━━━ Exercise material ━━━
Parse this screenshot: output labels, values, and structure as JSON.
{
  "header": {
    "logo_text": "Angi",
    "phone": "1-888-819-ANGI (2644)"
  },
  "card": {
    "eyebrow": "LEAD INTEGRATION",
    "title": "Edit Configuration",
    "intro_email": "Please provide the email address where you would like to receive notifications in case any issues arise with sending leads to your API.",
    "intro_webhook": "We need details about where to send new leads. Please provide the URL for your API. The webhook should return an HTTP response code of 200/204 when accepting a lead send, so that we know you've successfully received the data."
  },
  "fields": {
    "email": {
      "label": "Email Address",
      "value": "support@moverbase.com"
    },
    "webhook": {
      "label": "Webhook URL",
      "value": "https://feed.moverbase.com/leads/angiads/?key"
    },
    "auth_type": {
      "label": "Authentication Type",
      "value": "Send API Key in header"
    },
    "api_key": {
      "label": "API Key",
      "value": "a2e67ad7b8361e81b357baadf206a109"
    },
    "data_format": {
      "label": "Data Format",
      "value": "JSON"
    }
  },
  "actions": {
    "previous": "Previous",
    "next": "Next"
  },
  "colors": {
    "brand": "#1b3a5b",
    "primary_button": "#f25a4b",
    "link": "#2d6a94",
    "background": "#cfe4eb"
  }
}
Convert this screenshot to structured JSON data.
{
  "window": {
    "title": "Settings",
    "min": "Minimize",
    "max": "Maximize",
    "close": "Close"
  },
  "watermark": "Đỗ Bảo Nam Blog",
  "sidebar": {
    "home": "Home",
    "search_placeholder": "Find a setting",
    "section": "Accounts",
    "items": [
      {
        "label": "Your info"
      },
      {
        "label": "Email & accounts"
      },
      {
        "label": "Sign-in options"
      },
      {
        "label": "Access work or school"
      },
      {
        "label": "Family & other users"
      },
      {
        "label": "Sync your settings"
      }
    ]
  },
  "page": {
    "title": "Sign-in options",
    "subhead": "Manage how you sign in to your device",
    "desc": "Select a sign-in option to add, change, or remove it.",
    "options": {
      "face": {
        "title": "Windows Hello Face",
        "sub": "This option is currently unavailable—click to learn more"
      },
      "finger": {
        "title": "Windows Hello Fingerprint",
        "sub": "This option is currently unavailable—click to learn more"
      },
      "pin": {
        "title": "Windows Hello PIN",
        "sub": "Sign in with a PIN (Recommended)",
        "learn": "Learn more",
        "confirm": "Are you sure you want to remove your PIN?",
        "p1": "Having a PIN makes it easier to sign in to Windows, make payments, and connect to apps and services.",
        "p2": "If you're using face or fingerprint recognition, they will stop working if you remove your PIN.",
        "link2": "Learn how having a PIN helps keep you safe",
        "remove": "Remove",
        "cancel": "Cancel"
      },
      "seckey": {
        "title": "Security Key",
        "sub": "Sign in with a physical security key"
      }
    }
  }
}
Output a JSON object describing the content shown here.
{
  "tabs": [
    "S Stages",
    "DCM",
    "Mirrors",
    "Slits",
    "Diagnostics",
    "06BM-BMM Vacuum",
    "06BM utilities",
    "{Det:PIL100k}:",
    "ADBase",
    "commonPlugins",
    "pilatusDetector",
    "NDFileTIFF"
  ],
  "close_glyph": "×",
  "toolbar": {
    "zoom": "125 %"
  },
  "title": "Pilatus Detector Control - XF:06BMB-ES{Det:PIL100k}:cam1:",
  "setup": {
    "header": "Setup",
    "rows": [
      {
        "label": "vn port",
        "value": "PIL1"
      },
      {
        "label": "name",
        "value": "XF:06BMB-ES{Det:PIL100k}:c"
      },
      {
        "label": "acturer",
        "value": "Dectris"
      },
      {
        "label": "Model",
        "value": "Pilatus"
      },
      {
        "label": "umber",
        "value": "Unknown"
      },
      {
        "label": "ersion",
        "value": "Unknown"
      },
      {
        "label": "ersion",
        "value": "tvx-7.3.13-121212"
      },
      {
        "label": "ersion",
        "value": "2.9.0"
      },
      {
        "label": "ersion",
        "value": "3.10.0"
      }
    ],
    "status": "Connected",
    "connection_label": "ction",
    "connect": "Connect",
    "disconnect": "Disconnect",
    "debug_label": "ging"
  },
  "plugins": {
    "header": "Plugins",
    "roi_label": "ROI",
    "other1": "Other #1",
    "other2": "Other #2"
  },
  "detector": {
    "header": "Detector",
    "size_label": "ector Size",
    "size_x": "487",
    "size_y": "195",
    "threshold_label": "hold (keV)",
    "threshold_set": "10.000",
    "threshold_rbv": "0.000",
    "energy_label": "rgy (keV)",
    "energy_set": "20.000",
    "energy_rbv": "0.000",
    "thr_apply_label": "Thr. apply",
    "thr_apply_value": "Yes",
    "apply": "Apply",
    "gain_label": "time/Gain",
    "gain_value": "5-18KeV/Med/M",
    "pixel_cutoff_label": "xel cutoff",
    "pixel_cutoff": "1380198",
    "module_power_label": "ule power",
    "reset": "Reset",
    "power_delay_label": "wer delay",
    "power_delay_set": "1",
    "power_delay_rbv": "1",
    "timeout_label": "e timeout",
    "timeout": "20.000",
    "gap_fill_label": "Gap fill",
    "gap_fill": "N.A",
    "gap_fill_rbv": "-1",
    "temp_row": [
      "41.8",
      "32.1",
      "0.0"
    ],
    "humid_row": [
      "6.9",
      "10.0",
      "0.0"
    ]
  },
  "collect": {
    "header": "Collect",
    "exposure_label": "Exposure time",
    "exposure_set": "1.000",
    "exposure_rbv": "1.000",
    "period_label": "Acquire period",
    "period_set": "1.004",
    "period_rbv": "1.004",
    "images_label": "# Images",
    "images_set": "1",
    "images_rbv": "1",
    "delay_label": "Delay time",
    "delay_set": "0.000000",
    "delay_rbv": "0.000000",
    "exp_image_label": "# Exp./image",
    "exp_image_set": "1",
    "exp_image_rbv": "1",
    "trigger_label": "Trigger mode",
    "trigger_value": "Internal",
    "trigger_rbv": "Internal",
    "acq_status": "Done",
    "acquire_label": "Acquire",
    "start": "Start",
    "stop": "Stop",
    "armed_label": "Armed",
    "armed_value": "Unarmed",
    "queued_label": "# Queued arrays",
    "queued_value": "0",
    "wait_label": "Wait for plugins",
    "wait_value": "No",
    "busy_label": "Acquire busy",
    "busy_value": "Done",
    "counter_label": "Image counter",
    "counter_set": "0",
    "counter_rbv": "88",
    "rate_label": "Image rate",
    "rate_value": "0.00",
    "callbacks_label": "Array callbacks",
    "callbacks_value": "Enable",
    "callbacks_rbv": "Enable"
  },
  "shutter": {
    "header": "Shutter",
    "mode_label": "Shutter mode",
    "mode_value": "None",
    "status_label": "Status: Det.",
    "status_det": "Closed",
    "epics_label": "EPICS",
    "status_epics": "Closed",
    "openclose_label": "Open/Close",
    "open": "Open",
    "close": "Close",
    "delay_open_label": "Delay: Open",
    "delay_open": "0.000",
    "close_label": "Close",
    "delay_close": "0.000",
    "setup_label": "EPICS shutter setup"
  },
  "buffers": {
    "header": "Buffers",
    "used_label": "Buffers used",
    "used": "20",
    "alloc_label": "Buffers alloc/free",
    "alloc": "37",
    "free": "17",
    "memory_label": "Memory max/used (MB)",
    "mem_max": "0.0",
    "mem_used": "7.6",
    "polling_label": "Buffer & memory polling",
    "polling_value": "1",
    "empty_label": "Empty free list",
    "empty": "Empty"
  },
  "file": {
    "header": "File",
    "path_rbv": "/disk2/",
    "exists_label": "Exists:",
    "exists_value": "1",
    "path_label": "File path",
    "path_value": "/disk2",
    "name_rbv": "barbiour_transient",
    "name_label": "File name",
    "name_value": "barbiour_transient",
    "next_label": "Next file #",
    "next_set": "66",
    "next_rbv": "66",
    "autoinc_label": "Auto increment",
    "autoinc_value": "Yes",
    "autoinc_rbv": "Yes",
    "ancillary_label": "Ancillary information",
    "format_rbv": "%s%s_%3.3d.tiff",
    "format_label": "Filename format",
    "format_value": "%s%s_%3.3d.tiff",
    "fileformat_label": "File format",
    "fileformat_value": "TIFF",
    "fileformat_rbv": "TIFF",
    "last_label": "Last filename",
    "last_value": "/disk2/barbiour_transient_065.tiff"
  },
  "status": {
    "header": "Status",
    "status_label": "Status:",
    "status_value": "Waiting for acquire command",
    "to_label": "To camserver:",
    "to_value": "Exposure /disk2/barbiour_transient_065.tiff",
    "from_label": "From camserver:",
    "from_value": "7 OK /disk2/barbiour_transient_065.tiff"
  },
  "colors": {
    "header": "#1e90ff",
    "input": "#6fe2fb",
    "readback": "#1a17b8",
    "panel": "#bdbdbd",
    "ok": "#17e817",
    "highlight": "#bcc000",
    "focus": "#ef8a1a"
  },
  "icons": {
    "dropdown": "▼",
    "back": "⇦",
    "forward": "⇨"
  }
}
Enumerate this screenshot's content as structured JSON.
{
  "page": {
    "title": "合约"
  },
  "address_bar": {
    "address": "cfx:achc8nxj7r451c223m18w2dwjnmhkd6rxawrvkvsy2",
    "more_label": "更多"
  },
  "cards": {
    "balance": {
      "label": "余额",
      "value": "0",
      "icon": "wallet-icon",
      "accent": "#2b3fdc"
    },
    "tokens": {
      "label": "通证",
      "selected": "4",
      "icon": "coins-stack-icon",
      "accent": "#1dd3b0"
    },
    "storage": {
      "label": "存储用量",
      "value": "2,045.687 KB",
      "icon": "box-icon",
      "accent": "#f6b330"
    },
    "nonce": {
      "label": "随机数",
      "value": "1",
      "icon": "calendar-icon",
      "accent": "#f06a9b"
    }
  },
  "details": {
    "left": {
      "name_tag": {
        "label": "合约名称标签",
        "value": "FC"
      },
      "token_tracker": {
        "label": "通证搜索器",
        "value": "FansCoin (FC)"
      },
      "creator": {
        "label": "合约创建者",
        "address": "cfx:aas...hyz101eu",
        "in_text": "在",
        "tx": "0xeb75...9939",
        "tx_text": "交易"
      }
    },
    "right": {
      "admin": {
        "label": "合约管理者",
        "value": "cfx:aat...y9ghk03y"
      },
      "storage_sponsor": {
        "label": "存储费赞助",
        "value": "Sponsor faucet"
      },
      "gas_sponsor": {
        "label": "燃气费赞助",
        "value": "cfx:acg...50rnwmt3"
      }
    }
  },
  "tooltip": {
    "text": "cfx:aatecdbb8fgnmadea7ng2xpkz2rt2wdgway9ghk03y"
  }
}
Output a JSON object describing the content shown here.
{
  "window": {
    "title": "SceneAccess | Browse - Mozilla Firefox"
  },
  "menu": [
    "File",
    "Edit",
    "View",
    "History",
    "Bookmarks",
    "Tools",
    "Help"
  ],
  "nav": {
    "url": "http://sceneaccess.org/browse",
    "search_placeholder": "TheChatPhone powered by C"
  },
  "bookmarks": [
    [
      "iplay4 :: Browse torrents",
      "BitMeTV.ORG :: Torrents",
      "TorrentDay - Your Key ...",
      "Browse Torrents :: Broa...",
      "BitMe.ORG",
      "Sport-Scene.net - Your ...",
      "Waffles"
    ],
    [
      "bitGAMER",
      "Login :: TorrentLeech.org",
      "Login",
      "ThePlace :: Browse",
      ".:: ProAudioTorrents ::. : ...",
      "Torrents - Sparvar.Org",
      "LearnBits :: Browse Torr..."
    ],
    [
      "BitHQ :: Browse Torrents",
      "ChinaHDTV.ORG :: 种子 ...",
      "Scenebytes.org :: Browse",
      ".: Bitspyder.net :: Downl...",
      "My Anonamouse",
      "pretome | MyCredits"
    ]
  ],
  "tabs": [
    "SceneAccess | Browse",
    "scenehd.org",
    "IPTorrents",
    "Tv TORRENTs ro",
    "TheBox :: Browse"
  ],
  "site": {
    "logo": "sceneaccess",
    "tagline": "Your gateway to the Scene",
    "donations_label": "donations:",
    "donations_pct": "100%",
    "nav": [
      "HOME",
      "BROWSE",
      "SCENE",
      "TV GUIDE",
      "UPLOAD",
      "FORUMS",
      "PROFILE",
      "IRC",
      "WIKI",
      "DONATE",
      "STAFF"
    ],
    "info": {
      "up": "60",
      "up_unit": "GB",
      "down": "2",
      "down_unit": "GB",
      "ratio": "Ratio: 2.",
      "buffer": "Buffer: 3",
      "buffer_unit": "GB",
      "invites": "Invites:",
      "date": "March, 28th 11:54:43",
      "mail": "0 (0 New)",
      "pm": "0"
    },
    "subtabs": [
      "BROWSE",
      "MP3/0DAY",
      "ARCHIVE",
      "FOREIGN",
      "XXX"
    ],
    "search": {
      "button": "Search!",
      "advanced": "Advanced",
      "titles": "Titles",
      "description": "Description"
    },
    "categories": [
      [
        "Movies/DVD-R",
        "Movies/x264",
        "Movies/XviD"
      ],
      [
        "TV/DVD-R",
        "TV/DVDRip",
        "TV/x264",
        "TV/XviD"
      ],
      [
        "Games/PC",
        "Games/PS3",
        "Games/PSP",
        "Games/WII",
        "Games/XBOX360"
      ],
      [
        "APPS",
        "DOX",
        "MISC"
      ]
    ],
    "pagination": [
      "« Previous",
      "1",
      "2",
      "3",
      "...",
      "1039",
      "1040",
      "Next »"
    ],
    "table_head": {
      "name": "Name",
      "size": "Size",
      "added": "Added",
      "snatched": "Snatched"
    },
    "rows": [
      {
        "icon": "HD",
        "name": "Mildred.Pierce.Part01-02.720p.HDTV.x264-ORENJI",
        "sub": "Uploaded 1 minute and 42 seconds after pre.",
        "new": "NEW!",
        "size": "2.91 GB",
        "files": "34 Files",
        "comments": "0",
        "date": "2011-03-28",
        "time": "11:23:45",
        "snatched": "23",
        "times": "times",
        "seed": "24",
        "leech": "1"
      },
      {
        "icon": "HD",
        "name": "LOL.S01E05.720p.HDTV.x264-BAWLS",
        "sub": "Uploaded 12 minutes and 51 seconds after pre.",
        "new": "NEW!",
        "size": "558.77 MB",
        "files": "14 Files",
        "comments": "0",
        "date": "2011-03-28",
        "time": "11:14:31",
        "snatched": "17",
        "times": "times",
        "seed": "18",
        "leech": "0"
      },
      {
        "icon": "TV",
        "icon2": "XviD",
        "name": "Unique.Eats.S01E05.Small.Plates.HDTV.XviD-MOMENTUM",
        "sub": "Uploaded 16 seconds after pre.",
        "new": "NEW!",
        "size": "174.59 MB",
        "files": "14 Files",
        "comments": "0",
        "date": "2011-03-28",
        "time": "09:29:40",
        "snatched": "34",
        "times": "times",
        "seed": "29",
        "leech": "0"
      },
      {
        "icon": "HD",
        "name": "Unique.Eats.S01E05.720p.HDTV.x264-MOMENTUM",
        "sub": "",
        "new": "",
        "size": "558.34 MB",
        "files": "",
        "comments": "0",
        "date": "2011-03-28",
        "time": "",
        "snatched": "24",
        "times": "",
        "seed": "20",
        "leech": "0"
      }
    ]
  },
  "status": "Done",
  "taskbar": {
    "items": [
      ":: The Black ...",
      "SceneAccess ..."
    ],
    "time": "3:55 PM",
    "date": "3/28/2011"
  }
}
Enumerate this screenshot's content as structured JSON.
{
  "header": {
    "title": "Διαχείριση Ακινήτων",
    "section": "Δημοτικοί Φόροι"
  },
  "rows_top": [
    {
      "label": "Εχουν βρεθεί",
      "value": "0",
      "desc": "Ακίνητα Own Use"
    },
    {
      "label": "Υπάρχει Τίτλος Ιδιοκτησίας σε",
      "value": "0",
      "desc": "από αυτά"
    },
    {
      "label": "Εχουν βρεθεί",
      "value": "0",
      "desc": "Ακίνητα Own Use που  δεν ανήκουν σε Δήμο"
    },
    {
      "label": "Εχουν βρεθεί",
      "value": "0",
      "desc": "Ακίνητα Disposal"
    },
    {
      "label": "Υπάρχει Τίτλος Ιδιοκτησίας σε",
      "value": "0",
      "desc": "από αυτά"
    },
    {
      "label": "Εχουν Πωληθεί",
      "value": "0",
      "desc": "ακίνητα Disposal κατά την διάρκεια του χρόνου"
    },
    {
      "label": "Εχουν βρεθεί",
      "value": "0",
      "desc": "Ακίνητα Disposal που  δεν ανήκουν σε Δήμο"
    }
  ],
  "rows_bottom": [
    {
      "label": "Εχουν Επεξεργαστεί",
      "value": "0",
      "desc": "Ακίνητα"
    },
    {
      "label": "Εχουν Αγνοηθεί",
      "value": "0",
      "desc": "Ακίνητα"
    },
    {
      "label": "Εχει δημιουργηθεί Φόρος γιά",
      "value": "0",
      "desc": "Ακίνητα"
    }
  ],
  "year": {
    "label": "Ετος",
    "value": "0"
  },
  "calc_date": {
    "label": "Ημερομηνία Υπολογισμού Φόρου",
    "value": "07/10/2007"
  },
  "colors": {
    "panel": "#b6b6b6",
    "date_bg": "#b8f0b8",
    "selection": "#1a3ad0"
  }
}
━━━
◆ What to do ◆
Respond with the number of lines containing "Hello" and no additional words.

◆ Task result ◆
3